Recorded data:
******************************
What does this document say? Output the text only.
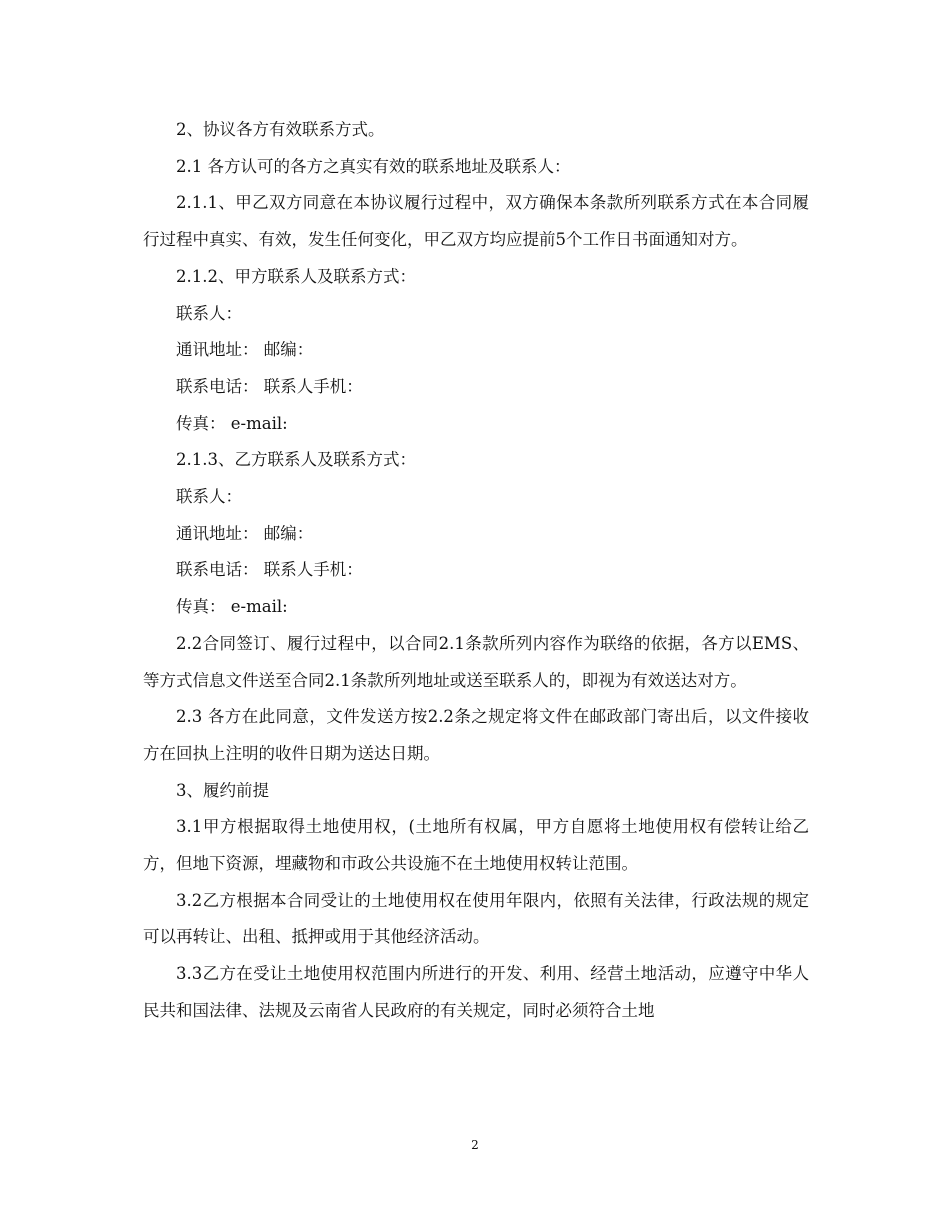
2、协议各方有效联系方式。

2.1 各方认可的各方之真实有效的联系地址及联系人：

2.1.1、甲乙双方同意在本协议履行过程中，双方确保本条款所列联系方式在本合同履行过程中真实、有效，发生任何变化，甲乙双方均应提前5个工作日书面通知对方。

2.1.2、甲方联系人及联系方式：

联系人：

通讯地址： 邮编：

联系电话： 联系人手机：

传真： e-mail:

2.1.3、乙方联系人及联系方式：

联系人：

通讯地址： 邮编：

联系电话： 联系人手机：

传真： e-mail:

2.2合同签订、履行过程中，以合同2.1条款所列内容作为联络的依据，各方以EMS、等方式信息文件送至合同2.1条款所列地址或送至联系人的，即视为有效送达对方。

2.3 各方在此同意，文件发送方按2.2条之规定将文件在邮政部门寄出后，以文件接收方在回执上注明的收件日期为送达日期。

3、履约前提

3.1甲方根据取得土地使用权，(土地所有权属，甲方自愿将土地使用权有偿转让给乙方，但地下资源，埋藏物和市政公共设施不在土地使用权转让范围。

3.2乙方根据本合同受让的土地使用权在使用年限内，依照有关法律，行政法规的规定可以再转让、出租、抵押或用于其他经济活动。

3.3乙方在受让土地使用权范围内所进行的开发、利用、经营土地活动，应遵守中华人民共和国法律、法规及云南省人民政府的有关规定，同时必须符合土地

2
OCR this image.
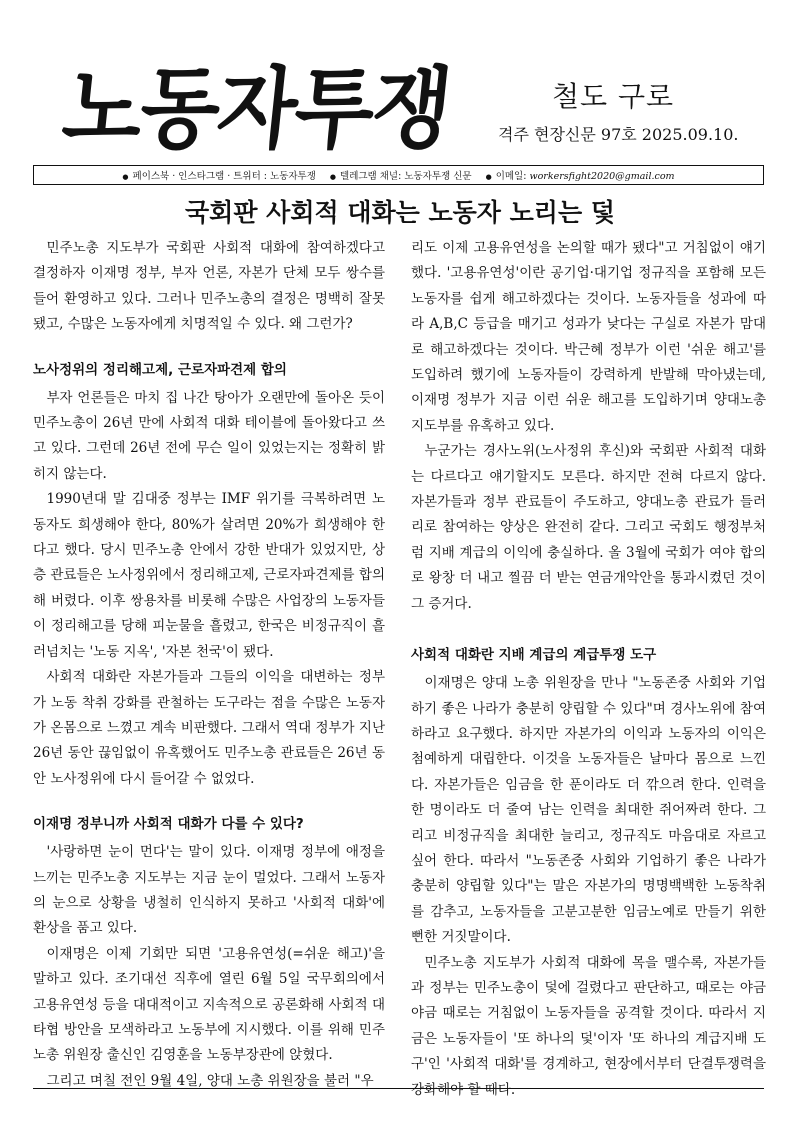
노동자투쟁	철도 구로
격주 현장신문 97호 2025.09.10.
● 페이스북 · 인스타그램 · 트위터 : 노동자투쟁	● 텔레그램 채널: 노동자투쟁 신문	● 이메일: workersfight2020@gmail.com
국회판 사회적 대화는 노동자 노리는 덫

민주노총 지도부가 국회판 사회적 대화에 참여하겠다고 결정하자 이재명 정부, 부자 언론, 자본가 단체 모두 쌍수를 들어 환영하고 있다. 그러나 민주노총의 결정은 명백히 잘못됐고, 수많은 노동자에게 치명적일 수 있다. 왜 그런가?

노사정위의 정리해고제, 근로자파견제 합의

부자 언론들은 마치 집 나간 탕아가 오랜만에 돌아온 듯이 민주노총이 26년 만에 사회적 대화 테이블에 돌아왔다고 쓰고 있다. 그런데 26년 전에 무슨 일이 있었는지는 정확히 밝히지 않는다.

1990년대 말 김대중 정부는 IMF 위기를 극복하려면 노동자도 희생해야 한다, 80%가 살려면 20%가 희생해야 한다고 했다. 당시 민주노총 안에서 강한 반대가 있었지만, 상층 관료들은 노사정위에서 정리해고제, 근로자파견제를 합의해 버렸다. 이후 쌍용차를 비롯해 수많은 사업장의 노동자들이 정리해고를 당해 피눈물을 흘렸고, 한국은 비정규직이 흘러넘치는 '노동 지옥', '자본 천국'이 됐다.

사회적 대화란 자본가들과 그들의 이익을 대변하는 정부가 노동 착취 강화를 관철하는 도구라는 점을 수많은 노동자가 온몸으로 느꼈고 계속 비판했다. 그래서 역대 정부가 지난 26년 동안 끊임없이 유혹했어도 민주노총 관료들은 26년 동안 노사정위에 다시 들어갈 수 없었다.

이재명 정부니까 사회적 대화가 다를 수 있다?

'사랑하면 눈이 먼다'는 말이 있다. 이재명 정부에 애정을 느끼는 민주노총 지도부는 지금 눈이 멀었다. 그래서 노동자의 눈으로 상황을 냉철히 인식하지 못하고 '사회적 대화'에 환상을 품고 있다.

이재명은 이제 기회만 되면 '고용유연성(=쉬운 해고)'을 말하고 있다. 조기대선 직후에 열린 6월 5일 국무회의에서 고용유연성 등을 대대적이고 지속적으로 공론화해 사회적 대타협 방안을 모색하라고 노동부에 지시했다. 이를 위해 민주노총 위원장 출신인 김영훈을 노동부장관에 앉혔다.

그리고 며칠 전인 9월 4일, 양대 노총 위원장을 불러 "우

리도 이제 고용유연성을 논의할 때가 됐다"고 거침없이 얘기했다. '고용유연성'이란 공기업·대기업 정규직을 포함해 모든 노동자를 쉽게 해고하겠다는 것이다. 노동자들을 성과에 따라 A,B,C 등급을 매기고 성과가 낮다는 구실로 자본가 맘대로 해고하겠다는 것이다. 박근혜 정부가 이런 '쉬운 해고'를 도입하려 했기에 노동자들이 강력하게 반발해 막아냈는데, 이재명 정부가 지금 이런 쉬운 해고를 도입하기며 양대노총 지도부를 유혹하고 있다.

누군가는 경사노위(노사정위 후신)와 국회판 사회적 대화는 다르다고 얘기할지도 모른다. 하지만 전혀 다르지 않다. 자본가들과 정부 관료들이 주도하고, 양대노총 관료가 들러리로 참여하는 양상은 완전히 같다. 그리고 국회도 행정부처럼 지배 계급의 이익에 충실하다. 올 3월에 국회가 여야 합의로 왕창 더 내고 찔끔 더 받는 연금개악안을 통과시켰던 것이 그 증거다.

사회적 대화란 지배 계급의 계급투쟁 도구

이재명은 양대 노총 위원장을 만나 "노동존중 사회와 기업하기 좋은 나라가 충분히 양립할 수 있다"며 경사노위에 참여하라고 요구했다. 하지만 자본가의 이익과 노동자의 이익은 첨예하게 대립한다. 이것을 노동자들은 날마다 몸으로 느낀다. 자본가들은 임금을 한 푼이라도 더 깎으려 한다. 인력을 한 명이라도 더 줄여 남는 인력을 최대한 쥐어짜려 한다. 그리고 비정규직을 최대한 늘리고, 정규직도 마음대로 자르고 싶어 한다. 따라서 "노동존중 사회와 기업하기 좋은 나라가 충분히 양립할 있다"는 말은 자본가의 명명백백한 노동착취를 감추고, 노동자들을 고분고분한 임금노예로 만들기 위한 뻔한 거짓말이다.

민주노총 지도부가 사회적 대화에 목을 맬수록, 자본가들과 정부는 민주노총이 덫에 걸렸다고 판단하고, 때로는 야금야금 때로는 거침없이 노동자들을 공격할 것이다. 따라서 지금은 노동자들이 '또 하나의 덫'이자 '또 하나의 계급지배 도구'인 '사회적 대화'를 경계하고, 현장에서부터 단결투쟁력을 강화해야 할 때다.
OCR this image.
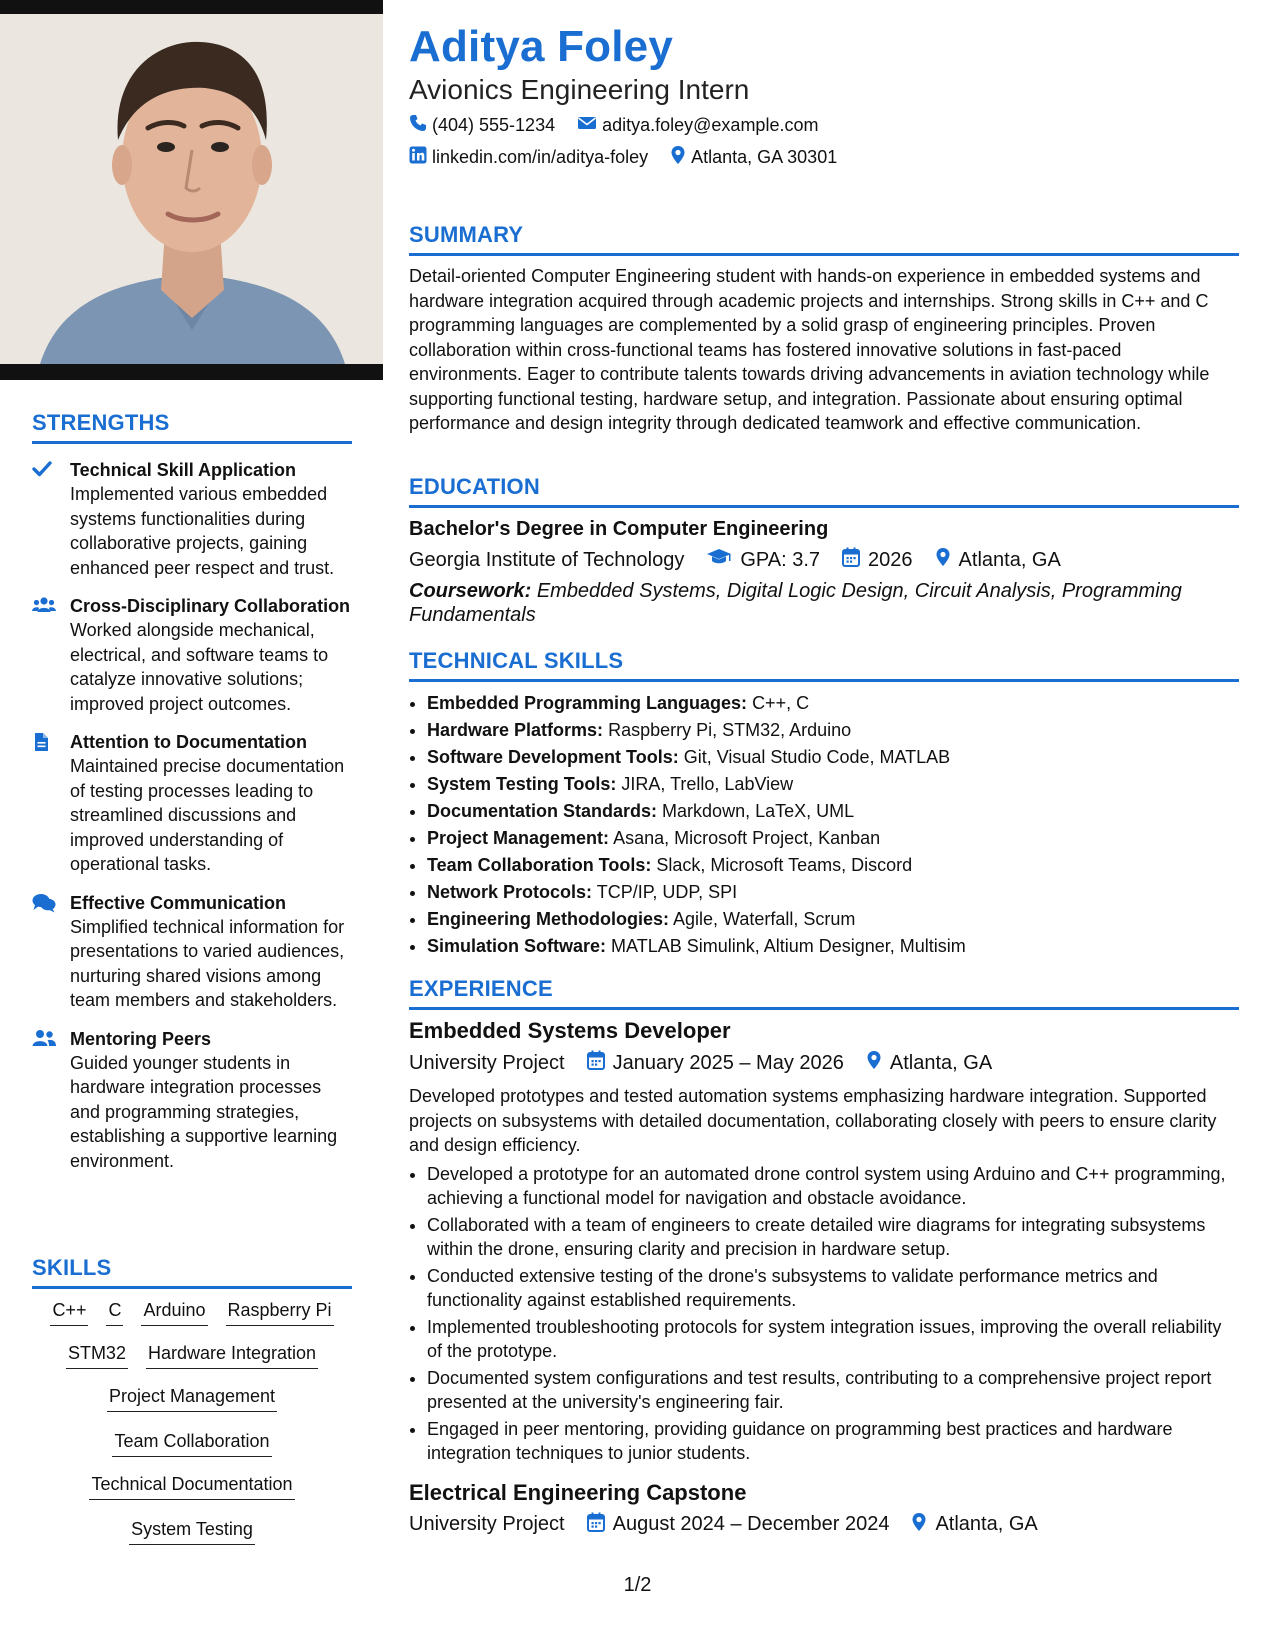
STRENGTHS
Technical Skill Application
Implemented various embedded systems functionalities during collaborative projects, gaining enhanced peer respect and trust.
Cross-Disciplinary Collaboration
Worked alongside mechanical, electrical, and software teams to catalyze innovative solutions; improved project outcomes.
Attention to Documentation
Maintained precise documentation of testing processes leading to streamlined discussions and improved understanding of operational tasks.
Effective Communication
Simplified technical information for presentations to varied audiences, nurturing shared visions among team members and stakeholders.
Mentoring Peers
Guided younger students in hardware integration processes and programming strategies, establishing a supportive learning environment.
SKILLS
C++ C Arduino Raspberry Pi
STM32 Hardware Integration
Project Management
Team Collaboration
Technical Documentation
System Testing
Aditya Foley
Avionics Engineering Intern
(404) 555-1234	aditya.foley@example.com
linkedin.com/in/aditya-foley Atlanta, GA 30301
SUMMARY
Detail-oriented Computer Engineering student with hands-on experience in embedded systems and hardware integration acquired through academic projects and internships. Strong skills in C++ and C programming languages are complemented by a solid grasp of engineering principles. Proven collaboration within cross-functional teams has fostered innovative solutions in fast-paced environments. Eager to contribute talents towards driving advancements in aviation technology while supporting functional testing, hardware setup, and integration. Passionate about ensuring optimal performance and design integrity through dedicated teamwork and effective communication.
EDUCATION
Bachelor's Degree in Computer Engineering
Georgia Institute of Technology	GPA: 3.7 2026 Atlanta, GA
Coursework: Embedded Systems, Digital Logic Design, Circuit Analysis, Programming Fundamentals
TECHNICAL SKILLS
• Embedded Programming Languages: C++, C
• Hardware Platforms: Raspberry Pi, STM32, Arduino
• Software Development Tools: Git, Visual Studio Code, MATLAB
• System Testing Tools: JIRA, Trello, LabView
• Documentation Standards: Markdown, LaTeX, UML
• Project Management: Asana, Microsoft Project, Kanban
• Team Collaboration Tools: Slack, Microsoft Teams, Discord
• Network Protocols: TCP/IP, UDP, SPI
• Engineering Methodologies: Agile, Waterfall, Scrum
• Simulation Software: MATLAB Simulink, Altium Designer, Multisim
EXPERIENCE
Embedded Systems Developer
University Project January 2025 – May 2026 Atlanta, GA
Developed prototypes and tested automation systems emphasizing hardware integration. Supported projects on subsystems with detailed documentation, collaborating closely with peers to ensure clarity and design efficiency.
• Developed a prototype for an automated drone control system using Arduino and C++ programming, achieving a functional model for navigation and obstacle avoidance.
• Collaborated with a team of engineers to create detailed wire diagrams for integrating subsystems within the drone, ensuring clarity and precision in hardware setup.
• Conducted extensive testing of the drone's subsystems to validate performance metrics and functionality against established requirements.
• Implemented troubleshooting protocols for system integration issues, improving the overall reliability of the prototype.
• Documented system configurations and test results, contributing to a comprehensive project report presented at the university's engineering fair.
• Engaged in peer mentoring, providing guidance on programming best practices and hardware integration techniques to junior students.
Electrical Engineering Capstone
University Project August 2024 – December 2024 Atlanta, GA
1/2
******************************
• STATED PROBLEM: Look for lines containing the string "노동자투쟁" and copy them all.

• ANSWER TO THE EXERCISE:
노동자투쟁	철도 구로
● 페이스북 · 인스타그램 · 트위터 : 노동자투쟁	● 텔레그램 채널: 노동자투쟁 신문	● 이메일: workersfight2020@gmail.com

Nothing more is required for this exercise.